What you should do - Find every line in the records below that holds the word "desc" and copy it.

Collected data entries
────────────────

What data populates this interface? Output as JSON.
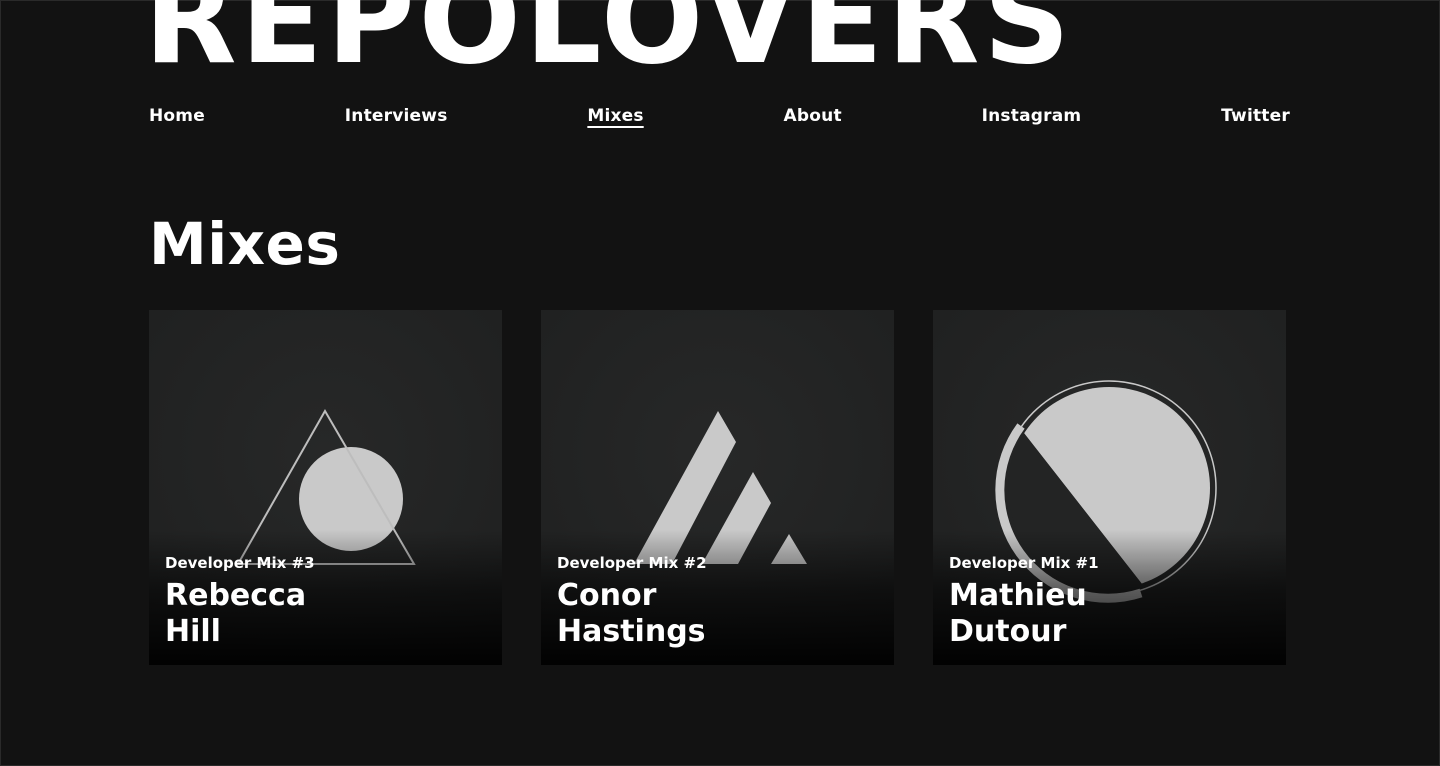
{
  "site": {
    "logo": "REPOLOVERS"
  },
  "nav": {
    "items": [
      {
        "label": "Home"
      },
      {
        "label": "Interviews"
      },
      {
        "label": "Mixes",
        "active": true
      },
      {
        "label": "About"
      },
      {
        "label": "Instagram"
      },
      {
        "label": "Twitter"
      }
    ]
  },
  "main": {
    "title": "Mixes",
    "cards": [
      {
        "subtitle": "Developer Mix #3",
        "name_line1": "Rebecca",
        "name_line2": "Hill",
        "art": "triangle-circle-icon"
      },
      {
        "subtitle": "Developer Mix #2",
        "name_line1": "Conor",
        "name_line2": "Hastings",
        "art": "stripes-triangle-icon"
      },
      {
        "subtitle": "Developer Mix #1",
        "name_line1": "Mathieu",
        "name_line2": "Dutour",
        "art": "split-circle-icon"
      }
    ]
  },
  "colors": {
    "background": "#121212",
    "card": "#222323",
    "art": "#c9c9c9",
    "text": "#ffffff"
  }
}
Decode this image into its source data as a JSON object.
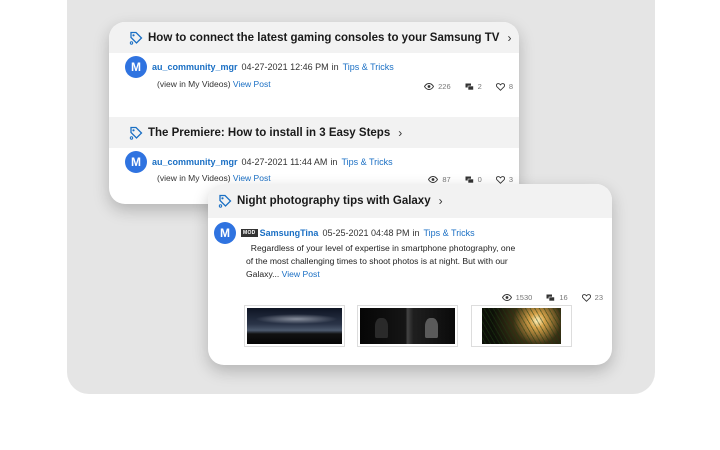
{
  "posts": [
    {
      "title": "How to connect the latest gaming consoles to your Samsung TV",
      "avatar_letter": "M",
      "username": "au_community_mgr",
      "date": "04-27-2021 12:46 PM",
      "in_text": "in",
      "board": "Tips & Tricks",
      "body_prefix": "(view in My Videos)",
      "view_post": "View Post",
      "views": "226",
      "replies": "2",
      "likes": "8"
    },
    {
      "title": "The Premiere: How to install in 3 Easy Steps",
      "avatar_letter": "M",
      "username": "au_community_mgr",
      "date": "04-27-2021 11:44 AM",
      "in_text": "in",
      "board": "Tips & Tricks",
      "body_prefix": "(view in My Videos)",
      "view_post": "View Post",
      "views": "87",
      "replies": "0",
      "likes": "3"
    }
  ],
  "featured": {
    "title": "Night photography tips with Galaxy",
    "avatar_letter": "M",
    "rank_badge": "MOD",
    "username": "SamsungTina",
    "date": "05-25-2021 04:48 PM",
    "in_text": "in",
    "board": "Tips & Tricks",
    "excerpt": "Regardless of your level of expertise in smartphone photography, one of the most challenging times to shoot photos is at night. But with our Galaxy...",
    "view_post": "View Post",
    "views": "1530",
    "replies": "16",
    "likes": "23"
  },
  "icons": {
    "title": "tag-icon",
    "views": "eye-icon",
    "replies": "comments-icon",
    "likes": "heart-icon",
    "chevron": "chevron-right-icon"
  },
  "colors": {
    "link": "#1a6fc4",
    "avatar": "#2f73e0",
    "title_bar": "#f2f2f2"
  }
}
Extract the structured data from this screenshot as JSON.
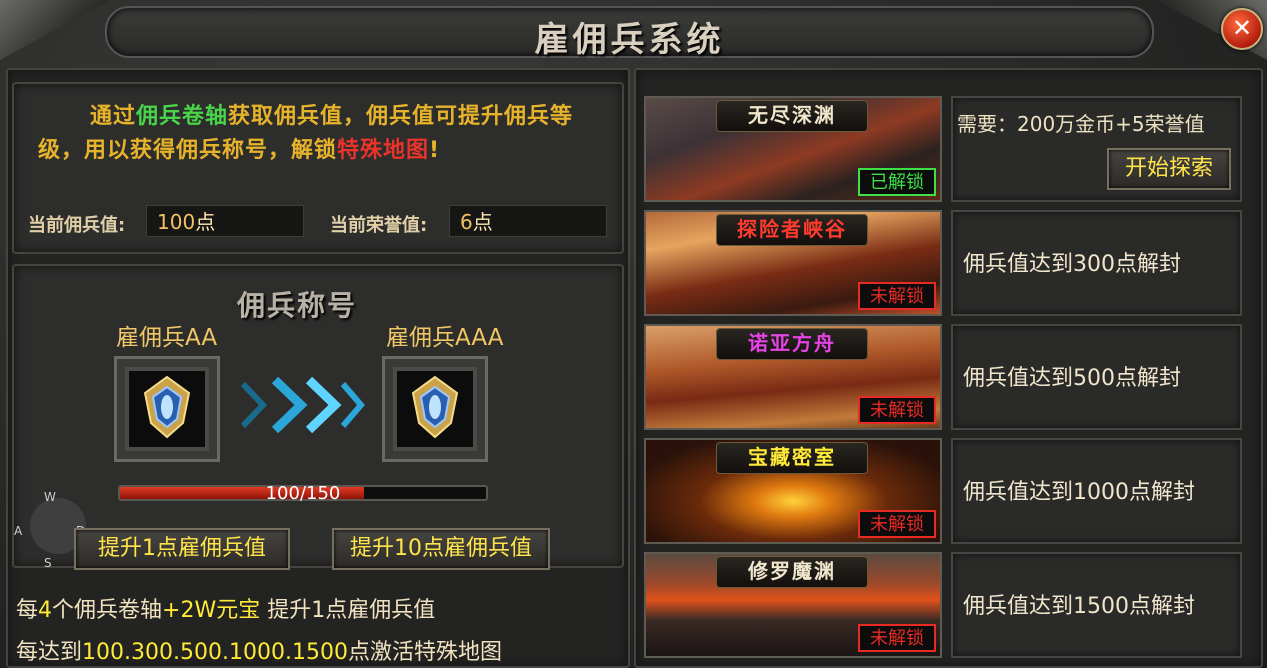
{
  "window": {
    "title": "雇佣兵系统",
    "close_icon": "close-icon"
  },
  "intro": {
    "parts": [
      {
        "text": "通过",
        "color": "#e6b32a"
      },
      {
        "text": "佣兵卷轴",
        "color": "#49d44a"
      },
      {
        "text": "获取佣兵值，佣兵值可提升佣兵等级，用以获得佣兵称号，解锁",
        "color": "#e6b32a"
      },
      {
        "text": "特殊地图",
        "color": "#e8342b"
      },
      {
        "text": "!",
        "color": "#e6b32a"
      }
    ],
    "current_merc_label": "当前佣兵值:",
    "current_merc_value": "100",
    "current_merc_unit": "点",
    "current_honor_label": "当前荣誉值:",
    "current_honor_value": "6",
    "current_honor_unit": "点"
  },
  "rank": {
    "section_title": "佣兵称号",
    "current_title": "雇佣兵AA",
    "next_title": "雇佣兵AAA",
    "badge_icon": "shield-badge-icon",
    "arrow_icon": "double-chevron-right-icon",
    "progress_text": "100/150",
    "progress_fraction": 0.667,
    "btn_up1": "提升1点雇佣兵值",
    "btn_up10": "提升10点雇佣兵值",
    "info1_parts": [
      {
        "text": "每",
        "color": "#f1e2c0"
      },
      {
        "text": "4",
        "color": "#ffea37"
      },
      {
        "text": "个佣兵卷轴",
        "color": "#f1e2c0"
      },
      {
        "text": "+2W元宝",
        "color": "#ffea37"
      },
      {
        "text": " 提升1点雇佣兵值",
        "color": "#f1e2c0"
      }
    ],
    "info2_parts": [
      {
        "text": "每达到",
        "color": "#f1e2c0"
      },
      {
        "text": "100.300.500.1000.1500",
        "color": "#ffea37"
      },
      {
        "text": "点激活特殊地图",
        "color": "#f1e2c0"
      }
    ]
  },
  "joystick": {
    "w": "W",
    "a": "A",
    "s": "S",
    "d": "D"
  },
  "maps": [
    {
      "name": "无尽深渊",
      "name_color": "#f0e6cc",
      "status": "已解锁",
      "unlocked": true,
      "need": "需要：200万金币+5荣誉值",
      "button": "开始探索",
      "bg": "linear-gradient(160deg,#5a4b48 0%,#3c3236 30%,#8e3a22 55%,#2b2220 75%,#5c2a1a 100%)"
    },
    {
      "name": "探险者峡谷",
      "name_color": "#ff3b2e",
      "status": "未解锁",
      "unlocked": false,
      "desc": "佣兵值达到300点解封",
      "bg": "linear-gradient(170deg,#b56a3a 0%,#e6a45f 25%,#7a2c14 55%,#3a1a10 80%,#c0502a 100%)"
    },
    {
      "name": "诺亚方舟",
      "name_color": "#e643e6",
      "status": "未解锁",
      "unlocked": false,
      "desc": "佣兵值达到500点解封",
      "bg": "linear-gradient(175deg,#d9a06a 0%,#b05a2a 35%,#7a2a14 60%,#c27a3a 85%,#6a3a1a 100%)"
    },
    {
      "name": "宝藏密室",
      "name_color": "#ffea37",
      "status": "未解锁",
      "unlocked": false,
      "desc": "佣兵值达到1000点解封",
      "bg": "radial-gradient(ellipse at 50% 60%,#ffd23a 0%,#e07a10 18%,#6a2a0a 45%,#2a120a 80%)"
    },
    {
      "name": "修罗魔渊",
      "name_color": "#f0e6cc",
      "status": "未解锁",
      "unlocked": false,
      "desc": "佣兵值达到1500点解封",
      "bg": "linear-gradient(180deg,#5a4a40 0%,#a04a2a 30%,#e0501a 45%,#3a2a24 65%,#1a1414 100%)"
    }
  ]
}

────────────────

Full solution -
      "desc": "佣兵值达到300点解封",
      "desc": "佣兵值达到500点解封",
      "desc": "佣兵值达到1000点解封",
      "desc": "佣兵值达到1500点解封",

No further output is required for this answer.